▸ What is asked: Transcribe all of the material below word for word and leave out its pictures.

— begin Working data —

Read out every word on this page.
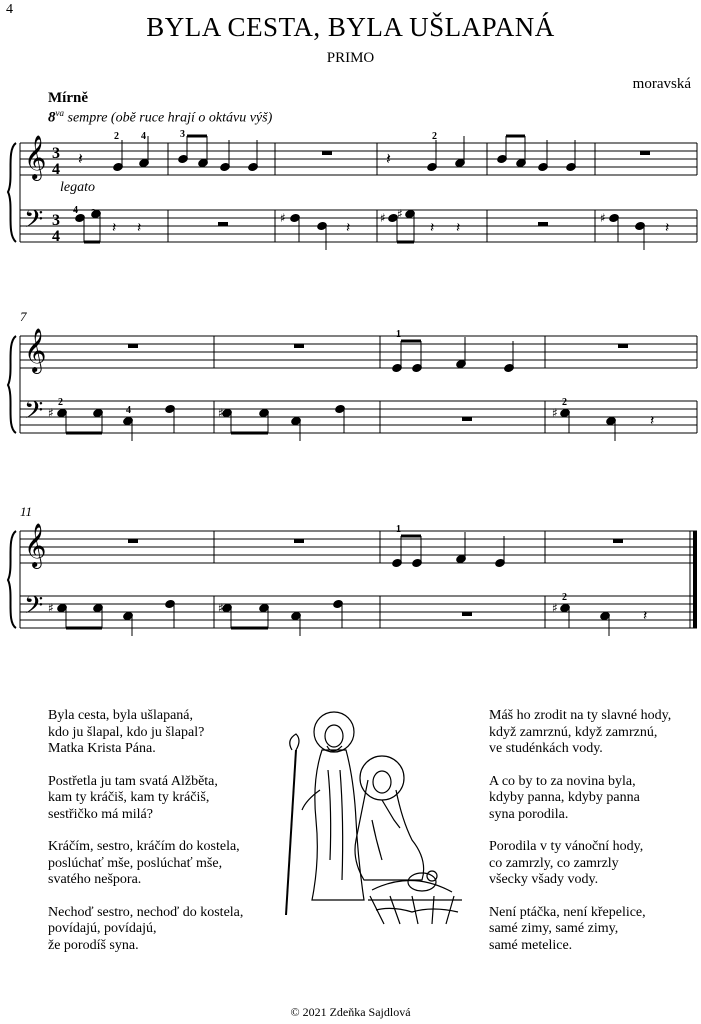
4
BYLA CESTA, BYLA UŠLAPANÁ
PRIMO
moravská
Mírně
$8^{va}$ sempre (obě ruce hrají o oktávu výš)
legato
𝄞
𝄢
3
4
3
4
𝄽	𝄽
𝄽 𝄽	𝄽	𝄽 𝄽	𝄽
♯	♯ ♯	♯
2 4	3	2
4 2
7
𝄞
𝄢	𝄽
♯	♯	♯
2
4
1
2
11
𝄞
𝄢	𝄽
♯	♯	♯
1
2

Byla cesta, byla ušlapaná,
kdo ju šlapal, kdo ju šlapal?
Matka Krista Pána.

Postřetla ju tam svatá Alžběta,
kam ty kráčiš, kam ty kráčiš,
sestřičko má milá?

Kráčím, sestro, kráčím do kostela,
poslúchať mše, poslúchať mše,
svatého nešpora.

Nechoď sestro, nechoď do kostela,
povídajú, povídajú,
že porodíš syna.

Máš ho zrodit na ty slavné hody,
když zamrznú, když zamrznú,
ve studénkách vody.

A co by to za novina byla,
kdyby panna, kdyby panna
syna porodila.

Porodila v ty vánoční hody,
co zamrzly, co zamrzly
všecky všady vody.

Není ptáčka, není křepelice,
samé zimy, samé zimy,
samé metelice.

© 2021 Zdeňka Sajdlová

— end Working data —

▸ Reply:
Read out every word on this page.
4
BYLA CESTA, BYLA UŠLAPANÁ
PRIMO
moravská
Mírně
$8^{va}$ sempre (obě ruce hrají o oktávu výš)
legato
𝄞
𝄢
3
4
3
4
𝄽	𝄽
𝄽 𝄽	𝄽	𝄽 𝄽	𝄽
♯	♯ ♯	♯
2 4	3	2
4 2
7
𝄞
𝄢	𝄽
♯	♯	♯
2
4
1
2
11
𝄞
𝄢	𝄽
♯	♯	♯
1
2

Byla cesta, byla ušlapaná,
kdo ju šlapal, kdo ju šlapal?
Matka Krista Pána.

Postřetla ju tam svatá Alžběta,
kam ty kráčiš, kam ty kráčiš,
sestřičko má milá?

Kráčím, sestro, kráčím do kostela,
poslúchať mše, poslúchať mše,
svatého nešpora.

Nechoď sestro, nechoď do kostela,
povídajú, povídajú,
že porodíš syna.

Máš ho zrodit na ty slavné hody,
když zamrznú, když zamrznú,
ve studénkách vody.

A co by to za novina byla,
kdyby panna, kdyby panna
syna porodila.

Porodila v ty vánoční hody,
co zamrzly, co zamrzly
všecky všady vody.

Není ptáčka, není křepelice,
samé zimy, samé zimy,
samé metelice.

© 2021 Zdeňka Sajdlová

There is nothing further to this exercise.